# [Problem requirements]
Copy out all of the data exactly as it appears.

[Saved data entries]
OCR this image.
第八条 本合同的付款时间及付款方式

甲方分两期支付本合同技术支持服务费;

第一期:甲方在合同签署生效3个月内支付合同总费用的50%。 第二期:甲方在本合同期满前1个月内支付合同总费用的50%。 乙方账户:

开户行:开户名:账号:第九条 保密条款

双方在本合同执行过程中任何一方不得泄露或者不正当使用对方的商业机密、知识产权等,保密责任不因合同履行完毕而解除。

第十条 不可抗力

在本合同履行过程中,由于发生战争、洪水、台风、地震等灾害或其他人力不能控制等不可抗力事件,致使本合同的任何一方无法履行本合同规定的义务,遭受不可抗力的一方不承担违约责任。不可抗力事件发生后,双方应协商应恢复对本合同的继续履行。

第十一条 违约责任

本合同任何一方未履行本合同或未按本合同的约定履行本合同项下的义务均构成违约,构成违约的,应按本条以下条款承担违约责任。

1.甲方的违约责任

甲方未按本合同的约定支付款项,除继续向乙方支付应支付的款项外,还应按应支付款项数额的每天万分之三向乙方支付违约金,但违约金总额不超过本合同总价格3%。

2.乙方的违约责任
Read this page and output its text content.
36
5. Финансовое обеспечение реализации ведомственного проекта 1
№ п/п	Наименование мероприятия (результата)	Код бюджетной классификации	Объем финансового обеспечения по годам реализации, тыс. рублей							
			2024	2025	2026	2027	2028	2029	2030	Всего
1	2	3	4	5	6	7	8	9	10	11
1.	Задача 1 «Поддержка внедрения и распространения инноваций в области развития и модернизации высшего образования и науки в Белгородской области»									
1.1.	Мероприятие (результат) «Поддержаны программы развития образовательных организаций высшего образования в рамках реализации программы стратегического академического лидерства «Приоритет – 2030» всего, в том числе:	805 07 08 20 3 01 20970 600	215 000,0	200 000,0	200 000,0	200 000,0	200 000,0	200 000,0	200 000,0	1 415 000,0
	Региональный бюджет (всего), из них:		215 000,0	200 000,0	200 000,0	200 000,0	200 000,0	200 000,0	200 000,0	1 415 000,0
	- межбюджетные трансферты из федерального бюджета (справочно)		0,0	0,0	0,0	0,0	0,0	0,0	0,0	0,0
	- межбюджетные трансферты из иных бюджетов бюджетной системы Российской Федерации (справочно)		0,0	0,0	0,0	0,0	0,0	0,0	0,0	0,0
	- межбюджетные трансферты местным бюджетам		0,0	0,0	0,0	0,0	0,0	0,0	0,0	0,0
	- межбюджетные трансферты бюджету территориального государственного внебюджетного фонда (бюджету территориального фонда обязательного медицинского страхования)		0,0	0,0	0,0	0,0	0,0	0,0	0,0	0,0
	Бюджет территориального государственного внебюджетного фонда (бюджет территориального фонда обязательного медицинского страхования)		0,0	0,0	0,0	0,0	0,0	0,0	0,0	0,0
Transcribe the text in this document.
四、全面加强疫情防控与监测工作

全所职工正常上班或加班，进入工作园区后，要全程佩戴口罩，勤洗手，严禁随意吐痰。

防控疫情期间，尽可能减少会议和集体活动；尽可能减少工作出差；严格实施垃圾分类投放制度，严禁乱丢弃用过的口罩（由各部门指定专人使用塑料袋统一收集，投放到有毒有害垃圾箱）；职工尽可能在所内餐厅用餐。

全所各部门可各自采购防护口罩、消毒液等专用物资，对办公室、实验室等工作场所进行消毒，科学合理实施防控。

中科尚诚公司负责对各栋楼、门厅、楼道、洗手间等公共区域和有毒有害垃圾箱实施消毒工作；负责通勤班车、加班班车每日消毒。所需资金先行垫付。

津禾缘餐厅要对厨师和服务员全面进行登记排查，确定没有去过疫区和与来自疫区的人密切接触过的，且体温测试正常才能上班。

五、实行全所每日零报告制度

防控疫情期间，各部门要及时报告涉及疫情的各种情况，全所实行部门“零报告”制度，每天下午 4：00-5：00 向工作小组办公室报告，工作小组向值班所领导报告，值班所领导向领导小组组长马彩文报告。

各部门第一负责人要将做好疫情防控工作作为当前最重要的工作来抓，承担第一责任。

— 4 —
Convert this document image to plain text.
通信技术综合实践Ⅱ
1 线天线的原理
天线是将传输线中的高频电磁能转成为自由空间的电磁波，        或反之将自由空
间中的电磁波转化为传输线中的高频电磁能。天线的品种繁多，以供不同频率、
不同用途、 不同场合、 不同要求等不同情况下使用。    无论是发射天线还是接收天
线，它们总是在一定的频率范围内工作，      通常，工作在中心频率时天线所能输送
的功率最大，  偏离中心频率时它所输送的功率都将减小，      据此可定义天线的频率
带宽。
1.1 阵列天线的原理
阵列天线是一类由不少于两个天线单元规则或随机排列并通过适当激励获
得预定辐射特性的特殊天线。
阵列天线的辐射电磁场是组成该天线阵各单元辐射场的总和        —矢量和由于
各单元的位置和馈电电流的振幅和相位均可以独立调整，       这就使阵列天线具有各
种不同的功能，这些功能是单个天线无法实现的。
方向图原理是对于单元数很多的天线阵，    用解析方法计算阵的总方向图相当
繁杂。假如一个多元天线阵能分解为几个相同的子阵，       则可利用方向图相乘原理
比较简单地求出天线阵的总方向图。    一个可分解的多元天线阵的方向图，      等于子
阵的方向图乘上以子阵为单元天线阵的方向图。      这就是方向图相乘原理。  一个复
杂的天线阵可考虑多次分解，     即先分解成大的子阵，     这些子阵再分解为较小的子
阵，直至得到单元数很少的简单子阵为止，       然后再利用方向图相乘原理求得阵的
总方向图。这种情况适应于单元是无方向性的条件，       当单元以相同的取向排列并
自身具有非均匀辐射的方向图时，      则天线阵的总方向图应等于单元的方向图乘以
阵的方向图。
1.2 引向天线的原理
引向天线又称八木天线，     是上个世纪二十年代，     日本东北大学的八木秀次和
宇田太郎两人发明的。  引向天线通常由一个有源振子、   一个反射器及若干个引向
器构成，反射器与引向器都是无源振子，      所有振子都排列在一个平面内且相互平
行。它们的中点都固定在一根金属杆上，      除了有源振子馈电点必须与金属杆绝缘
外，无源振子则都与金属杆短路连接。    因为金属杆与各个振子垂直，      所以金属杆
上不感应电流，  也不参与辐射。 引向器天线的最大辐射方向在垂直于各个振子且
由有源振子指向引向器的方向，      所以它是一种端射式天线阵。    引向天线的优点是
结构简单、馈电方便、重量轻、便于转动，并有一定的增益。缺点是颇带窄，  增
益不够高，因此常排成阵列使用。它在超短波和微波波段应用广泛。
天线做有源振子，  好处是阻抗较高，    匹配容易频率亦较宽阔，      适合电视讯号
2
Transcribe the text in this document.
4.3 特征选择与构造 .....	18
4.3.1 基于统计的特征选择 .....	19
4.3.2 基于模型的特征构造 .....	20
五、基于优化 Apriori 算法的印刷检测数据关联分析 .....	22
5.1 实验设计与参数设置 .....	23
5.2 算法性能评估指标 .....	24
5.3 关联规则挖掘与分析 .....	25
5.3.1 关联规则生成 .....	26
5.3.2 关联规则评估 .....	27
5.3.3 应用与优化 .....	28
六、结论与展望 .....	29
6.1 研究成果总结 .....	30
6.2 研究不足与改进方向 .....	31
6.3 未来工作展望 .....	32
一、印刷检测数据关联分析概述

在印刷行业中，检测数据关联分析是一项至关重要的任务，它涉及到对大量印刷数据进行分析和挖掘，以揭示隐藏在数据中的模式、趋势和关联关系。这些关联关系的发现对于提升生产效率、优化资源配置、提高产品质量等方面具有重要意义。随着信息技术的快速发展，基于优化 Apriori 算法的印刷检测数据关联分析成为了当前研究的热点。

# [Correct answer]
OCR this image.
第八条 本合同的付款时间及付款方式

甲方分两期支付本合同技术支持服务费;

第一期:甲方在合同签署生效3个月内支付合同总费用的50%。 第二期:甲方在本合同期满前1个月内支付合同总费用的50%。 乙方账户:

开户行:开户名:账号:第九条 保密条款

双方在本合同执行过程中任何一方不得泄露或者不正当使用对方的商业机密、知识产权等,保密责任不因合同履行完毕而解除。

第十条 不可抗力

在本合同履行过程中,由于发生战争、洪水、台风、地震等灾害或其他人力不能控制等不可抗力事件,致使本合同的任何一方无法履行本合同规定的义务,遭受不可抗力的一方不承担违约责任。不可抗力事件发生后,双方应协商应恢复对本合同的继续履行。

第十一条 违约责任

本合同任何一方未履行本合同或未按本合同的约定履行本合同项下的义务均构成违约,构成违约的,应按本条以下条款承担违约责任。

1.甲方的违约责任

甲方未按本合同的约定支付款项,除继续向乙方支付应支付的款项外,还应按应支付款项数额的每天万分之三向乙方支付违约金,但违约金总额不超过本合同总价格3%。

2.乙方的违约责任
Read this page and output its text content.
36
5. Финансовое обеспечение реализации ведомственного проекта 1
№ п/п	Наименование мероприятия (результата)	Код бюджетной классификации	Объем финансового обеспечения по годам реализации, тыс. рублей							
			2024	2025	2026	2027	2028	2029	2030	Всего
1	2	3	4	5	6	7	8	9	10	11
1.	Задача 1 «Поддержка внедрения и распространения инноваций в области развития и модернизации высшего образования и науки в Белгородской области»									
1.1.	Мероприятие (результат) «Поддержаны программы развития образовательных организаций высшего образования в рамках реализации программы стратегического академического лидерства «Приоритет – 2030» всего, в том числе:	805 07 08 20 3 01 20970 600	215 000,0	200 000,0	200 000,0	200 000,0	200 000,0	200 000,0	200 000,0	1 415 000,0
	Региональный бюджет (всего), из них:		215 000,0	200 000,0	200 000,0	200 000,0	200 000,0	200 000,0	200 000,0	1 415 000,0
	- межбюджетные трансферты из федерального бюджета (справочно)		0,0	0,0	0,0	0,0	0,0	0,0	0,0	0,0
	- межбюджетные трансферты из иных бюджетов бюджетной системы Российской Федерации (справочно)		0,0	0,0	0,0	0,0	0,0	0,0	0,0	0,0
	- межбюджетные трансферты местным бюджетам		0,0	0,0	0,0	0,0	0,0	0,0	0,0	0,0
	- межбюджетные трансферты бюджету территориального государственного внебюджетного фонда (бюджету территориального фонда обязательного медицинского страхования)		0,0	0,0	0,0	0,0	0,0	0,0	0,0	0,0
	Бюджет территориального государственного внебюджетного фонда (бюджет территориального фонда обязательного медицинского страхования)		0,0	0,0	0,0	0,0	0,0	0,0	0,0	0,0
Transcribe the text in this document.
四、全面加强疫情防控与监测工作

全所职工正常上班或加班，进入工作园区后，要全程佩戴口罩，勤洗手，严禁随意吐痰。

防控疫情期间，尽可能减少会议和集体活动；尽可能减少工作出差；严格实施垃圾分类投放制度，严禁乱丢弃用过的口罩（由各部门指定专人使用塑料袋统一收集，投放到有毒有害垃圾箱）；职工尽可能在所内餐厅用餐。

全所各部门可各自采购防护口罩、消毒液等专用物资，对办公室、实验室等工作场所进行消毒，科学合理实施防控。

中科尚诚公司负责对各栋楼、门厅、楼道、洗手间等公共区域和有毒有害垃圾箱实施消毒工作；负责通勤班车、加班班车每日消毒。所需资金先行垫付。

津禾缘餐厅要对厨师和服务员全面进行登记排查，确定没有去过疫区和与来自疫区的人密切接触过的，且体温测试正常才能上班。

五、实行全所每日零报告制度

防控疫情期间，各部门要及时报告涉及疫情的各种情况，全所实行部门“零报告”制度，每天下午 4：00-5：00 向工作小组办公室报告，工作小组向值班所领导报告，值班所领导向领导小组组长马彩文报告。

各部门第一负责人要将做好疫情防控工作作为当前最重要的工作来抓，承担第一责任。

— 4 —
Convert this document image to plain text.
通信技术综合实践Ⅱ
1 线天线的原理
天线是将传输线中的高频电磁能转成为自由空间的电磁波，        或反之将自由空
间中的电磁波转化为传输线中的高频电磁能。天线的品种繁多，以供不同频率、
不同用途、 不同场合、 不同要求等不同情况下使用。    无论是发射天线还是接收天
线，它们总是在一定的频率范围内工作，      通常，工作在中心频率时天线所能输送
的功率最大，  偏离中心频率时它所输送的功率都将减小，      据此可定义天线的频率
带宽。
1.1 阵列天线的原理
阵列天线是一类由不少于两个天线单元规则或随机排列并通过适当激励获
得预定辐射特性的特殊天线。
阵列天线的辐射电磁场是组成该天线阵各单元辐射场的总和        —矢量和由于
各单元的位置和馈电电流的振幅和相位均可以独立调整，       这就使阵列天线具有各
种不同的功能，这些功能是单个天线无法实现的。
方向图原理是对于单元数很多的天线阵，    用解析方法计算阵的总方向图相当
繁杂。假如一个多元天线阵能分解为几个相同的子阵，       则可利用方向图相乘原理
比较简单地求出天线阵的总方向图。    一个可分解的多元天线阵的方向图，      等于子
阵的方向图乘上以子阵为单元天线阵的方向图。      这就是方向图相乘原理。  一个复
杂的天线阵可考虑多次分解，     即先分解成大的子阵，     这些子阵再分解为较小的子
阵，直至得到单元数很少的简单子阵为止，       然后再利用方向图相乘原理求得阵的
总方向图。这种情况适应于单元是无方向性的条件，       当单元以相同的取向排列并
自身具有非均匀辐射的方向图时，      则天线阵的总方向图应等于单元的方向图乘以
阵的方向图。
1.2 引向天线的原理
引向天线又称八木天线，     是上个世纪二十年代，     日本东北大学的八木秀次和
宇田太郎两人发明的。  引向天线通常由一个有源振子、   一个反射器及若干个引向
器构成，反射器与引向器都是无源振子，      所有振子都排列在一个平面内且相互平
行。它们的中点都固定在一根金属杆上，      除了有源振子馈电点必须与金属杆绝缘
外，无源振子则都与金属杆短路连接。    因为金属杆与各个振子垂直，      所以金属杆
上不感应电流，  也不参与辐射。 引向器天线的最大辐射方向在垂直于各个振子且
由有源振子指向引向器的方向，      所以它是一种端射式天线阵。    引向天线的优点是
结构简单、馈电方便、重量轻、便于转动，并有一定的增益。缺点是颇带窄，  增
益不够高，因此常排成阵列使用。它在超短波和微波波段应用广泛。
天线做有源振子，  好处是阻抗较高，    匹配容易频率亦较宽阔，      适合电视讯号
2
Transcribe the text in this document.
4.3 特征选择与构造 .....	18
4.3.1 基于统计的特征选择 .....	19
4.3.2 基于模型的特征构造 .....	20
五、基于优化 Apriori 算法的印刷检测数据关联分析 .....	22
5.1 实验设计与参数设置 .....	23
5.2 算法性能评估指标 .....	24
5.3 关联规则挖掘与分析 .....	25
5.3.1 关联规则生成 .....	26
5.3.2 关联规则评估 .....	27
5.3.3 应用与优化 .....	28
六、结论与展望 .....	29
6.1 研究成果总结 .....	30
6.2 研究不足与改进方向 .....	31
6.3 未来工作展望 .....	32
一、印刷检测数据关联分析概述

在印刷行业中，检测数据关联分析是一项至关重要的任务，它涉及到对大量印刷数据进行分析和挖掘，以揭示隐藏在数据中的模式、趋势和关联关系。这些关联关系的发现对于提升生产效率、优化资源配置、提高产品质量等方面具有重要意义。随着信息技术的快速发展，基于优化 Apriori 算法的印刷检测数据关联分析成为了当前研究的热点。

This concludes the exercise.